> _GOAL_
Work out the number of lines in the records that include the word "Wykonawcy"; reply with that number alone.

Source records:
════════════════

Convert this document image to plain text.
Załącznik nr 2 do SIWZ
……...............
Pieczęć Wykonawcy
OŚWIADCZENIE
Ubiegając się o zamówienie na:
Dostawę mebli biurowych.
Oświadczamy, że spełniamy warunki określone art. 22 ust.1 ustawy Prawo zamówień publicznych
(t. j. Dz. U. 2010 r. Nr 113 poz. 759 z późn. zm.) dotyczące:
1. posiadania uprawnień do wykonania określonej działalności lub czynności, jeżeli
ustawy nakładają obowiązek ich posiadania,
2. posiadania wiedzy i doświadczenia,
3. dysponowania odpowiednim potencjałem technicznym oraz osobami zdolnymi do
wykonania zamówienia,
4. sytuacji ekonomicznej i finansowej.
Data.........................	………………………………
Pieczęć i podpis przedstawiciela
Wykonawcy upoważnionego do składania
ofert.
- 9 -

════════════════

> _RESPONSE_
2